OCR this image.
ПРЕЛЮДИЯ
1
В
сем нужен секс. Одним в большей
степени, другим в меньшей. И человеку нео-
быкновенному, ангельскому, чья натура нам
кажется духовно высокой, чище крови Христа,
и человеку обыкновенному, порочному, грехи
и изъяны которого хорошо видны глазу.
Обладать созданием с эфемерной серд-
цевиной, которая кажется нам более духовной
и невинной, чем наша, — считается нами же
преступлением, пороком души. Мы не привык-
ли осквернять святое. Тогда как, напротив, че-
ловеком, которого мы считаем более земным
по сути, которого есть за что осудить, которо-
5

------------------------------------------------------------------------

• _WORK INSTRUCTIONS_
Quote each line of the listing above exactly.

• _THE OUTPUT_
OCR this image.
ПРЕЛЮДИЯ
1
В
сем нужен секс. Одним в большей
степени, другим в меньшей. И человеку нео-
быкновенному, ангельскому, чья натура нам
кажется духовно высокой, чище крови Христа,
и человеку обыкновенному, порочному, грехи
и изъяны которого хорошо видны глазу.
Обладать созданием с эфемерной серд-
цевиной, которая кажется нам более духовной
и невинной, чем наша, — считается нами же
преступлением, пороком души. Мы не привык-
ли осквернять святое. Тогда как, напротив, че-
ловеком, которого мы считаем более земным
по сути, которого есть за что осудить, которо-
5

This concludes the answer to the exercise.